■ **REQUEST**
Copy every entry exactly as given, minus the images.

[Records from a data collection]
───

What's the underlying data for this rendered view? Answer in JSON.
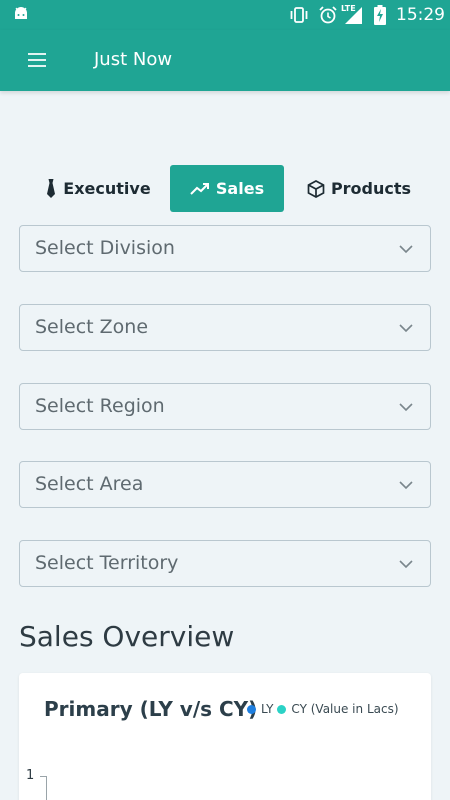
{
  "status_bar": {
    "time": "15:29",
    "network": "LTE",
    "icons": [
      "android-icon",
      "vibrate-icon",
      "alarm-icon",
      "signal-icon",
      "battery-charging-icon"
    ]
  },
  "app_bar": {
    "title": "Just Now",
    "menu_icon": "hamburger-menu-icon",
    "color": "#1fa594"
  },
  "tabs": [
    {
      "label": "Executive",
      "icon": "tie-icon",
      "active": false
    },
    {
      "label": "Sales",
      "icon": "trending-up-icon",
      "active": true
    },
    {
      "label": "Products",
      "icon": "cube-icon",
      "active": false
    }
  ],
  "filters": [
    {
      "placeholder": "Select Division"
    },
    {
      "placeholder": "Select Zone"
    },
    {
      "placeholder": "Select Region"
    },
    {
      "placeholder": "Select Area"
    },
    {
      "placeholder": "Select Territory"
    }
  ],
  "section_title": "Sales Overview",
  "chart_card": {
    "title": "Primary (LY v/s CY)",
    "legend": [
      {
        "label": "LY",
        "color": "#1e7fe0"
      },
      {
        "label": "CY (Value in Lacs)",
        "color": "#2bd2c6"
      }
    ],
    "y_tick": "1"
  },
  "chart_data": {
    "type": "line",
    "title": "Primary (LY v/s CY)",
    "series": [
      {
        "name": "LY",
        "values": []
      },
      {
        "name": "CY (Value in Lacs)",
        "values": []
      }
    ],
    "y_ticks": [
      "1"
    ]
  }
}
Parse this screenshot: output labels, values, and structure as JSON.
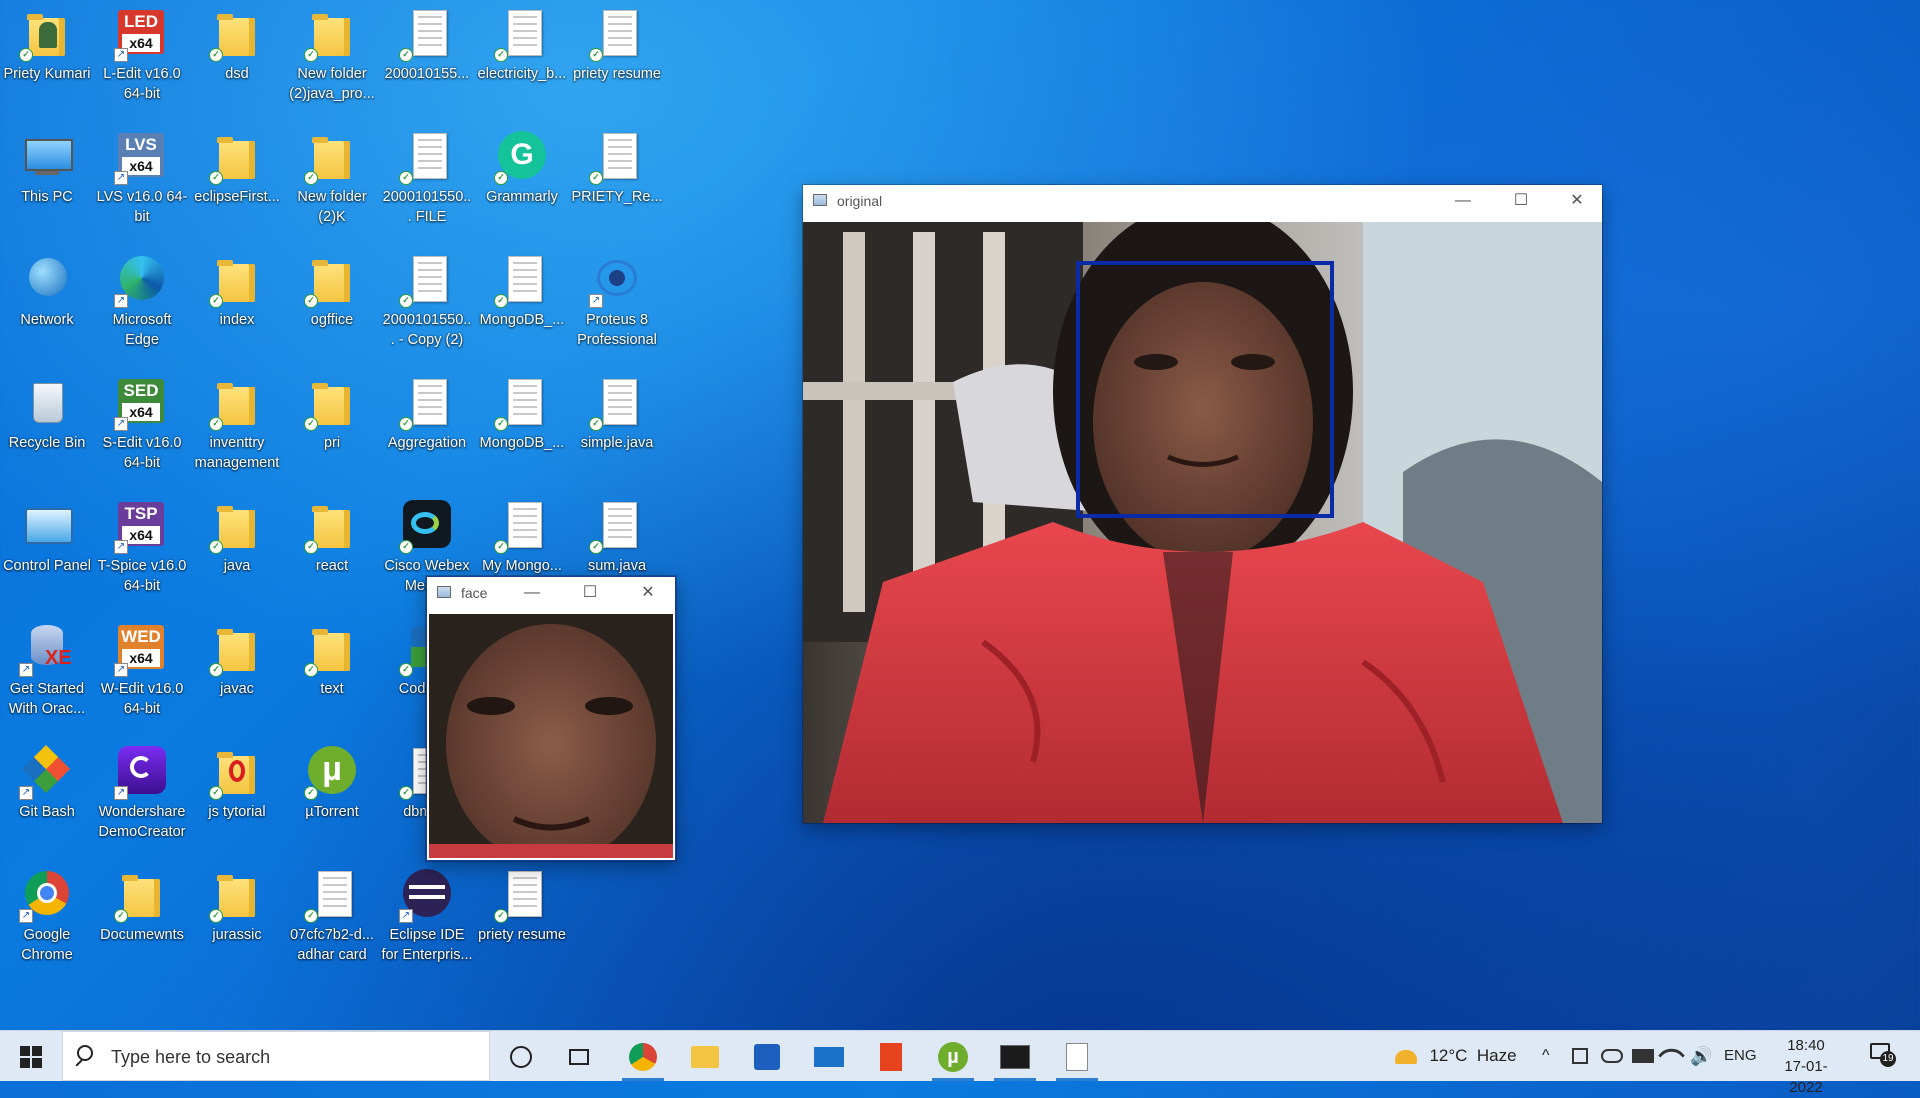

───

■ **EXPECTED ANSWER**
What's the underlying data for this rendered view? Answer in JSON.
{
  "status_bar": {
    "time": "15:29",
    "network": "LTE",
    "icons": [
      "android-icon",
      "vibrate-icon",
      "alarm-icon",
      "signal-icon",
      "battery-charging-icon"
    ]
  },
  "app_bar": {
    "title": "Just Now",
    "menu_icon": "hamburger-menu-icon",
    "color": "#1fa594"
  },
  "tabs": [
    {
      "label": "Executive",
      "icon": "tie-icon",
      "active": false
    },
    {
      "label": "Sales",
      "icon": "trending-up-icon",
      "active": true
    },
    {
      "label": "Products",
      "icon": "cube-icon",
      "active": false
    }
  ],
  "filters": [
    {
      "placeholder": "Select Division"
    },
    {
      "placeholder": "Select Zone"
    },
    {
      "placeholder": "Select Region"
    },
    {
      "placeholder": "Select Area"
    },
    {
      "placeholder": "Select Territory"
    }
  ],
  "section_title": "Sales Overview",
  "chart_card": {
    "title": "Primary (LY v/s CY)",
    "legend": [
      {
        "label": "LY",
        "color": "#1e7fe0"
      },
      {
        "label": "CY (Value in Lacs)",
        "color": "#2bd2c6"
      }
    ],
    "y_tick": "1"
  },
  "chart_data": {
    "type": "line",
    "title": "Primary (LY v/s CY)",
    "series": [
      {
        "name": "LY",
        "values": []
      },
      {
        "name": "CY (Value in Lacs)",
        "values": []
      }
    ],
    "y_ticks": [
      "1"
    ]
  }
}
Parse this screenshot: output labels, values, and structure as JSON.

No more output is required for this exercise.